◆ **Requirement**:
Your task is to print every entry below exactly as given.

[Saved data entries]
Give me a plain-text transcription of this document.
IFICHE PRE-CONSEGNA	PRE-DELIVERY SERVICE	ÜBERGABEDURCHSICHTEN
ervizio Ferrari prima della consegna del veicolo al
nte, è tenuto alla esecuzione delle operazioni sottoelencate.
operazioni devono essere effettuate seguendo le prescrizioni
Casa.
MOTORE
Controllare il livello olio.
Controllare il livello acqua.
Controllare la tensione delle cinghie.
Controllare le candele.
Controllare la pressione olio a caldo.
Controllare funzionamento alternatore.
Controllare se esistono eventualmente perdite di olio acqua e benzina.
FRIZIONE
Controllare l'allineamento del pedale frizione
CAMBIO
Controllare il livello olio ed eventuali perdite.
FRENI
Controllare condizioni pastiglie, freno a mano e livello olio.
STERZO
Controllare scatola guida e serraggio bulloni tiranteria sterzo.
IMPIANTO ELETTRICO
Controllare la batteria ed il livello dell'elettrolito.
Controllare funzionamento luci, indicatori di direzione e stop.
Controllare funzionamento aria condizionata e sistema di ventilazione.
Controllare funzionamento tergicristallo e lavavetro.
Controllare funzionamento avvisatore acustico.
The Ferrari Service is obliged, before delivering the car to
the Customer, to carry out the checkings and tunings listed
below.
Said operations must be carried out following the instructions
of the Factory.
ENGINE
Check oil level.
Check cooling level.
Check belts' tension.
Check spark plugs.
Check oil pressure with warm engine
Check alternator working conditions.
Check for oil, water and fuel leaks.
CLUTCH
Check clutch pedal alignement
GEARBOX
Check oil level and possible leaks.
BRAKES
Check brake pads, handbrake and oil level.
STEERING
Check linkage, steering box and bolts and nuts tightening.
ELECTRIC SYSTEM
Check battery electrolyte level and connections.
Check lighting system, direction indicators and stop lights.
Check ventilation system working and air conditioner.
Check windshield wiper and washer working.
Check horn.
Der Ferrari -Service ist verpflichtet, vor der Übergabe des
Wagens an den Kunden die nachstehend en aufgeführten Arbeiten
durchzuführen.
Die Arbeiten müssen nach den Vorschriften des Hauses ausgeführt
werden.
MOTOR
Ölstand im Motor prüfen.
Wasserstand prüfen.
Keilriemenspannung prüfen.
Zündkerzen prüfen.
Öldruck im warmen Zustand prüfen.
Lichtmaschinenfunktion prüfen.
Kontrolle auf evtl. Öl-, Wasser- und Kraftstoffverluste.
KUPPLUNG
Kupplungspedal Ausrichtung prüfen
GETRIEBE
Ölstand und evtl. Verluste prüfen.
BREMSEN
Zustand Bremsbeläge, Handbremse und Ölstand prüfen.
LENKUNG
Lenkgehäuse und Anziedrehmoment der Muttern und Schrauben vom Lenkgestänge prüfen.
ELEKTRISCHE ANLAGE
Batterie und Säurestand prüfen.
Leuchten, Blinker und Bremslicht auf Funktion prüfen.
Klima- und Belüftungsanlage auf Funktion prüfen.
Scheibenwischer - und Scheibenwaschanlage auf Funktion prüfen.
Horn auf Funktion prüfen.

◆ **Exercise output**:
Give me a plain-text transcription of this document.
IFICHE PRE-CONSEGNA	PRE-DELIVERY SERVICE	ÜBERGABEDURCHSICHTEN
ervizio Ferrari prima della consegna del veicolo al
nte, è tenuto alla esecuzione delle operazioni sottoelencate.
operazioni devono essere effettuate seguendo le prescrizioni
Casa.
MOTORE
Controllare il livello olio.
Controllare il livello acqua.
Controllare la tensione delle cinghie.
Controllare le candele.
Controllare la pressione olio a caldo.
Controllare funzionamento alternatore.
Controllare se esistono eventualmente perdite di olio acqua e benzina.
FRIZIONE
Controllare l'allineamento del pedale frizione
CAMBIO
Controllare il livello olio ed eventuali perdite.
FRENI
Controllare condizioni pastiglie, freno a mano e livello olio.
STERZO
Controllare scatola guida e serraggio bulloni tiranteria sterzo.
IMPIANTO ELETTRICO
Controllare la batteria ed il livello dell'elettrolito.
Controllare funzionamento luci, indicatori di direzione e stop.
Controllare funzionamento aria condizionata e sistema di ventilazione.
Controllare funzionamento tergicristallo e lavavetro.
Controllare funzionamento avvisatore acustico.
The Ferrari Service is obliged, before delivering the car to
the Customer, to carry out the checkings and tunings listed
below.
Said operations must be carried out following the instructions
of the Factory.
ENGINE
Check oil level.
Check cooling level.
Check belts' tension.
Check spark plugs.
Check oil pressure with warm engine
Check alternator working conditions.
Check for oil, water and fuel leaks.
CLUTCH
Check clutch pedal alignement
GEARBOX
Check oil level and possible leaks.
BRAKES
Check brake pads, handbrake and oil level.
STEERING
Check linkage, steering box and bolts and nuts tightening.
ELECTRIC SYSTEM
Check battery electrolyte level and connections.
Check lighting system, direction indicators and stop lights.
Check ventilation system working and air conditioner.
Check windshield wiper and washer working.
Check horn.
Der Ferrari -Service ist verpflichtet, vor der Übergabe des
Wagens an den Kunden die nachstehend en aufgeführten Arbeiten
durchzuführen.
Die Arbeiten müssen nach den Vorschriften des Hauses ausgeführt
werden.
MOTOR
Ölstand im Motor prüfen.
Wasserstand prüfen.
Keilriemenspannung prüfen.
Zündkerzen prüfen.
Öldruck im warmen Zustand prüfen.
Lichtmaschinenfunktion prüfen.
Kontrolle auf evtl. Öl-, Wasser- und Kraftstoffverluste.
KUPPLUNG
Kupplungspedal Ausrichtung prüfen
GETRIEBE
Ölstand und evtl. Verluste prüfen.
BREMSEN
Zustand Bremsbeläge, Handbremse und Ölstand prüfen.
LENKUNG
Lenkgehäuse und Anziedrehmoment der Muttern und Schrauben vom Lenkgestänge prüfen.
ELEKTRISCHE ANLAGE
Batterie und Säurestand prüfen.
Leuchten, Blinker und Bremslicht auf Funktion prüfen.
Klima- und Belüftungsanlage auf Funktion prüfen.
Scheibenwischer - und Scheibenwaschanlage auf Funktion prüfen.
Horn auf Funktion prüfen.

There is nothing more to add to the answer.